**Data rows:**
--- --- ---

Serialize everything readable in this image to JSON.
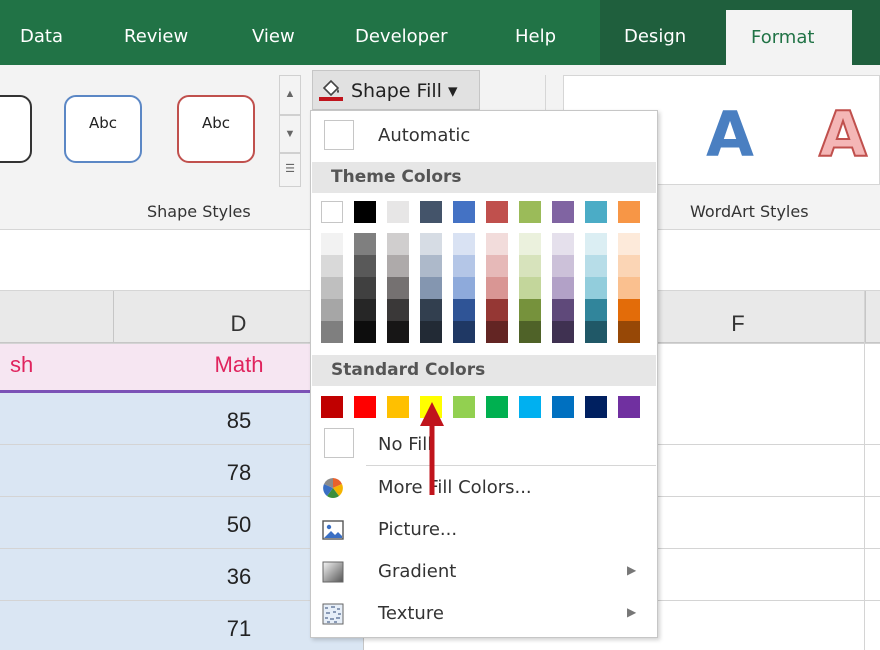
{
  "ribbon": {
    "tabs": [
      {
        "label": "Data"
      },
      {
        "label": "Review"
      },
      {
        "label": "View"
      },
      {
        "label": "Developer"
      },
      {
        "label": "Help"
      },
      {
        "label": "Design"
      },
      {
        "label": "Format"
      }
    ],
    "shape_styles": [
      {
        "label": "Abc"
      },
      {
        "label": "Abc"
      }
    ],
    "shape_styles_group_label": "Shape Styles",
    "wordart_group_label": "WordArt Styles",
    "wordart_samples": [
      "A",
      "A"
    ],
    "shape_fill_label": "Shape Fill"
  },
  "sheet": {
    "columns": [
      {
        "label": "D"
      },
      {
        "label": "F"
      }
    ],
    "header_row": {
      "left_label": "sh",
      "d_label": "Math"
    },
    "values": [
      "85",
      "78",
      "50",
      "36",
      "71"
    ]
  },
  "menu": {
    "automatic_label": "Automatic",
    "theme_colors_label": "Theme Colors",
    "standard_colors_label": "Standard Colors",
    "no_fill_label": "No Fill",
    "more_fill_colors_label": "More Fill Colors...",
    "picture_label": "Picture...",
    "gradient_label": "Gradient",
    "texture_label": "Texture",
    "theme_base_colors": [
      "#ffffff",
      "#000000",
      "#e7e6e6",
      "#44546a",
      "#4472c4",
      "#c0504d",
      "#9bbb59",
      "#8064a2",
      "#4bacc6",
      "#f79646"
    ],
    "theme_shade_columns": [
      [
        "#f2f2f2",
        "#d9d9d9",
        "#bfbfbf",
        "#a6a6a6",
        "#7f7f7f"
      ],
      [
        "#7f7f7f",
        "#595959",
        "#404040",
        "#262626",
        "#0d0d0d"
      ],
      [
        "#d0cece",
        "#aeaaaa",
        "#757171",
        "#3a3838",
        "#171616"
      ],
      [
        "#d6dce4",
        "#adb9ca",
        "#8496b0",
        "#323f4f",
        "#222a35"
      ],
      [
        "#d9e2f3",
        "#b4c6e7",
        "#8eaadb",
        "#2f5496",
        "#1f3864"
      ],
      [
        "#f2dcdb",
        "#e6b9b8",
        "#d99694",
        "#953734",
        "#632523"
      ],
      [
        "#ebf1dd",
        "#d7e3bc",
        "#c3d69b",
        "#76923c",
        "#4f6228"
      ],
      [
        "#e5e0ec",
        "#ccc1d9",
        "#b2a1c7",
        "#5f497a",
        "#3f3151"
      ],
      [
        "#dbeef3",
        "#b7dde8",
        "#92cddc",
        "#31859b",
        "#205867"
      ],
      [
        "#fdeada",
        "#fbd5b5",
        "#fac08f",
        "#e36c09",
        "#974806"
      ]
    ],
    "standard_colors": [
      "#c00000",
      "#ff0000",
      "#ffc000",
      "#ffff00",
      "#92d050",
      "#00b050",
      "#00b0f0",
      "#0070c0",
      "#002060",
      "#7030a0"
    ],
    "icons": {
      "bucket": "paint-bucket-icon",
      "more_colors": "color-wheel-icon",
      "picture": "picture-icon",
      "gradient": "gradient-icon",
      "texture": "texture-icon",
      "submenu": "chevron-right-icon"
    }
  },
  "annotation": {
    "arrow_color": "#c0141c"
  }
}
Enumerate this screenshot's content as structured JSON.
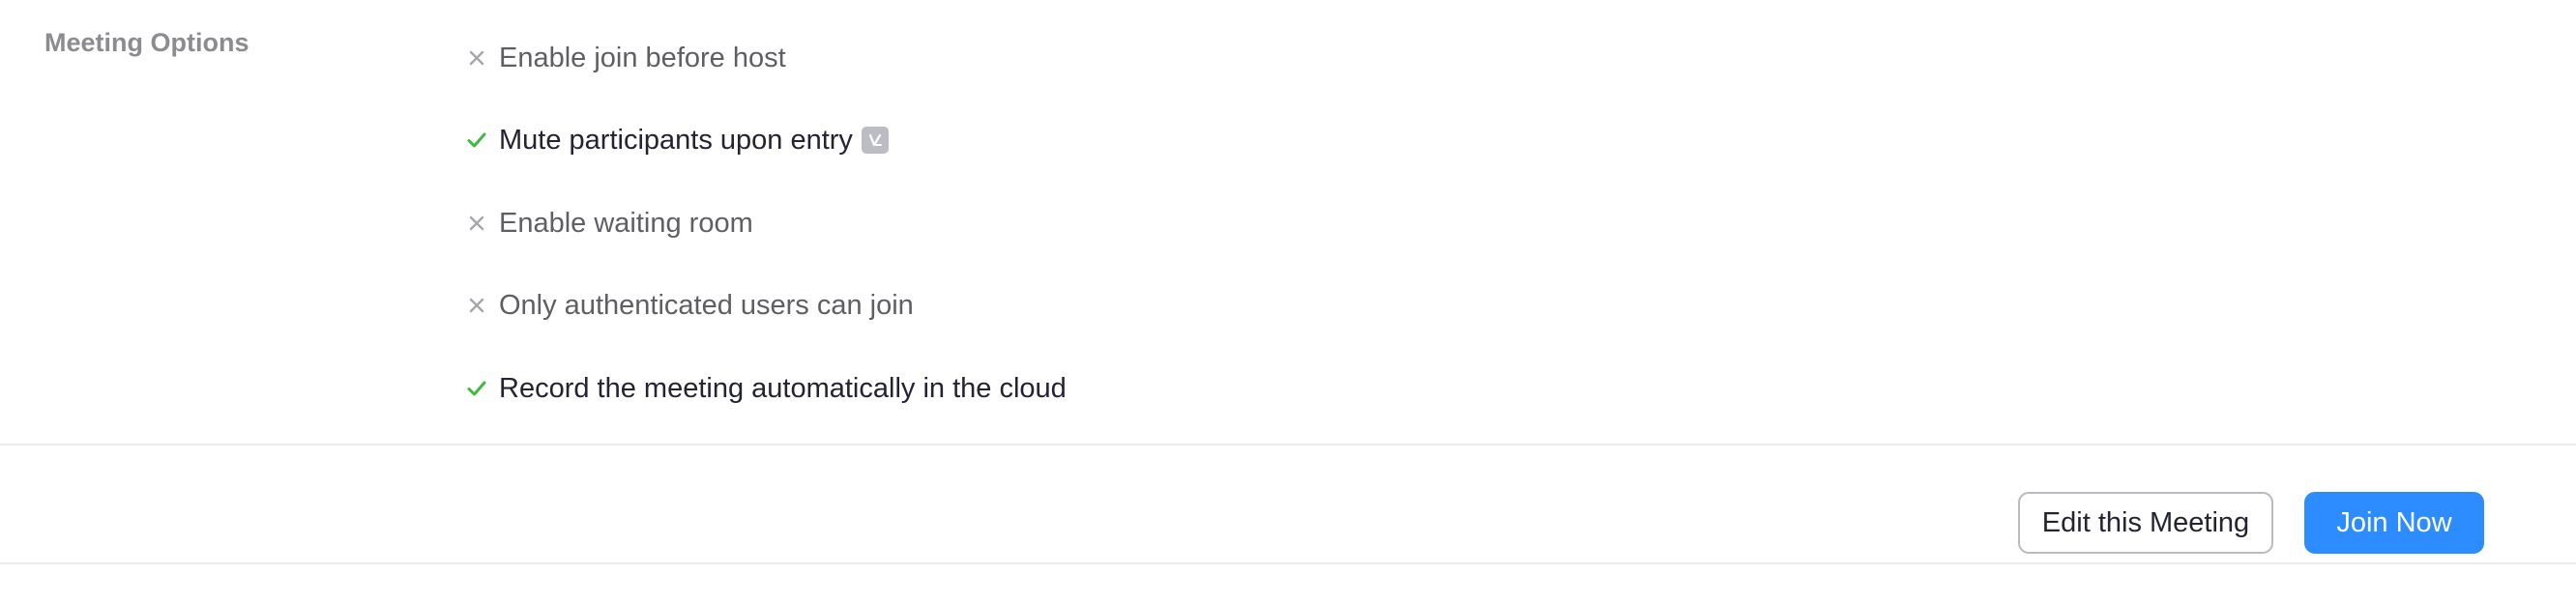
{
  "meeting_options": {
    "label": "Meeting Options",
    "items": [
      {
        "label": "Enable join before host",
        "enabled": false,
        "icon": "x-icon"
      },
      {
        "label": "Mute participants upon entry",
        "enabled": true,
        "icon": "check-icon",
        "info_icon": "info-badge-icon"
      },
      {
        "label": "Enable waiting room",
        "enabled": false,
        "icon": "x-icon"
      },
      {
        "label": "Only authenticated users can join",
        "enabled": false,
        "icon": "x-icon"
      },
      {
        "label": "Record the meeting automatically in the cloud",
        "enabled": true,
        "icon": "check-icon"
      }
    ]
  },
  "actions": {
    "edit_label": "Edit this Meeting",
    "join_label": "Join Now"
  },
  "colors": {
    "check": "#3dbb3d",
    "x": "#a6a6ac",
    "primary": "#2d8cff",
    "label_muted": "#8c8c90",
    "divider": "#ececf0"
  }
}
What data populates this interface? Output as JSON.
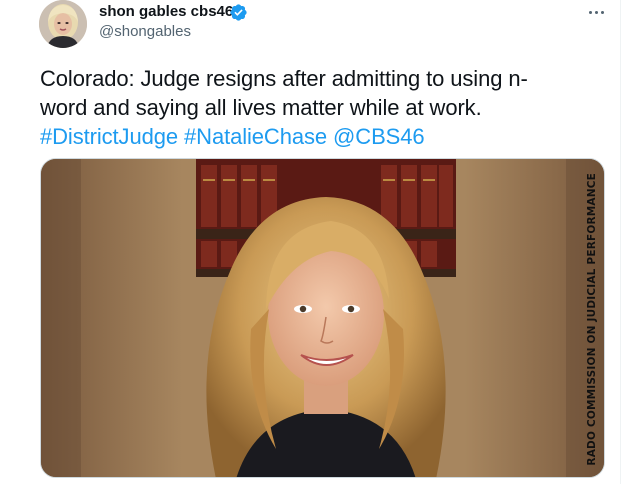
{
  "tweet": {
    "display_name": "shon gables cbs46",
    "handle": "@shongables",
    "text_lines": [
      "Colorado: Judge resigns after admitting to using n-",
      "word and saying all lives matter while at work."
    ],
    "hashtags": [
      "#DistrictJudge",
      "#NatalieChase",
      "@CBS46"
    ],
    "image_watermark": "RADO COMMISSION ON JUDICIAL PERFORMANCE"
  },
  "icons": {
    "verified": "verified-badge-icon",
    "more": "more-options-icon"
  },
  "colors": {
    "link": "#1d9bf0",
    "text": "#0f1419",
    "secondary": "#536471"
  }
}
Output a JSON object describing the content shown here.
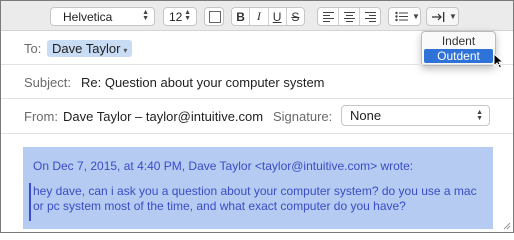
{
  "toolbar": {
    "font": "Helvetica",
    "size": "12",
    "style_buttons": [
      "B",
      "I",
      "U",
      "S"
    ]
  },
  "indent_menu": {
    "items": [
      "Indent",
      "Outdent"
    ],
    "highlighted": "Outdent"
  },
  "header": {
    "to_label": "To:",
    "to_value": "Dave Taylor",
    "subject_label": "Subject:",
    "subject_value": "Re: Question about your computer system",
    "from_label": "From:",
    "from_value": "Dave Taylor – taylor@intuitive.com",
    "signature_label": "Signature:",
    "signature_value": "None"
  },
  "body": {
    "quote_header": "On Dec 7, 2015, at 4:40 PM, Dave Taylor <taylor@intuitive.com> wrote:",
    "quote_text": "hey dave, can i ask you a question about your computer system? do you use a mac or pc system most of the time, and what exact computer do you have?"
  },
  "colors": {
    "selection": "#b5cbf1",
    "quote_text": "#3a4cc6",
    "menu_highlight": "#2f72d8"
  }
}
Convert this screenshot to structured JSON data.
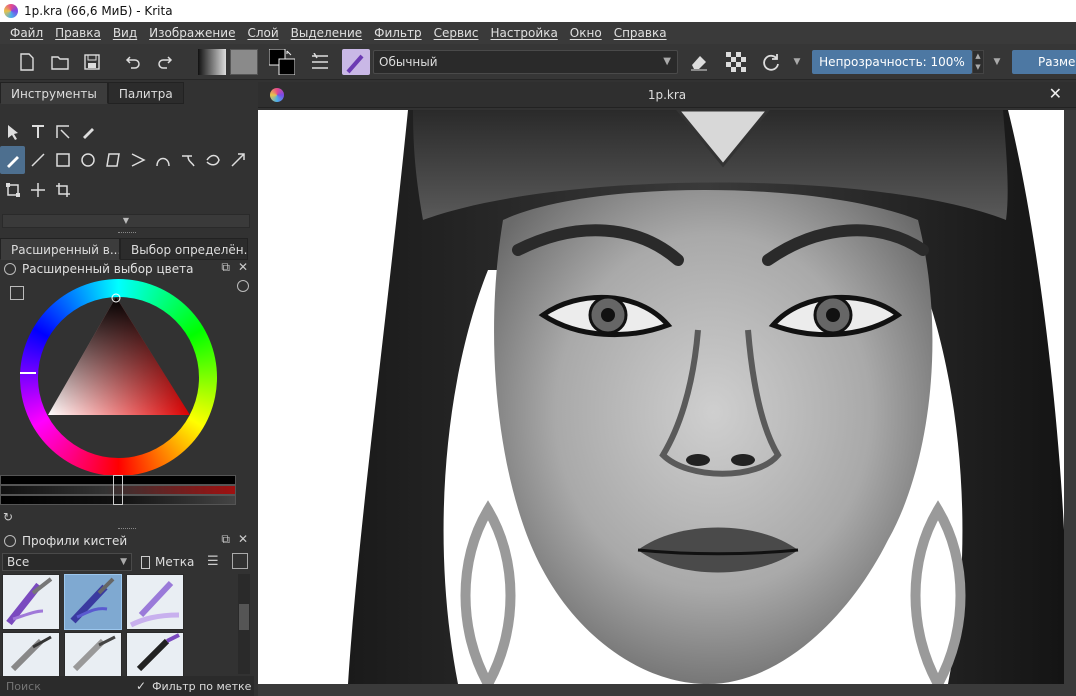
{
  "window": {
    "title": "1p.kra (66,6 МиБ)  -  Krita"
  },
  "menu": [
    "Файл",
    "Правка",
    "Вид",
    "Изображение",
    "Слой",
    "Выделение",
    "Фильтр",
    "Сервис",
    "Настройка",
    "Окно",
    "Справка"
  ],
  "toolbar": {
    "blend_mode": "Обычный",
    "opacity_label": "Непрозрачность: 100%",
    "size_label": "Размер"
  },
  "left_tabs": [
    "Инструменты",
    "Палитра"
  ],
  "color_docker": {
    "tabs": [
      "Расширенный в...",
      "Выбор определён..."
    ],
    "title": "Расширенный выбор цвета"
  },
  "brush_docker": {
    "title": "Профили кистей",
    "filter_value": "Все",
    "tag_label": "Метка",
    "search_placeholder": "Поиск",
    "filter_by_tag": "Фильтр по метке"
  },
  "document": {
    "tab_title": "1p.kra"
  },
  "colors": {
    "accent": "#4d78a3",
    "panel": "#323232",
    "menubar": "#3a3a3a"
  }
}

--- --- ---

Extract every line above that contains the word "this".

**Completed exercise:**
Serialize everything readable in this image to JSON.
Enumerate this screenshot's content as structured JSON.
    "edit_label": "Edit this Meeting",
What data populates this interface? Output as JSON.
Convert this screenshot to structured JSON data.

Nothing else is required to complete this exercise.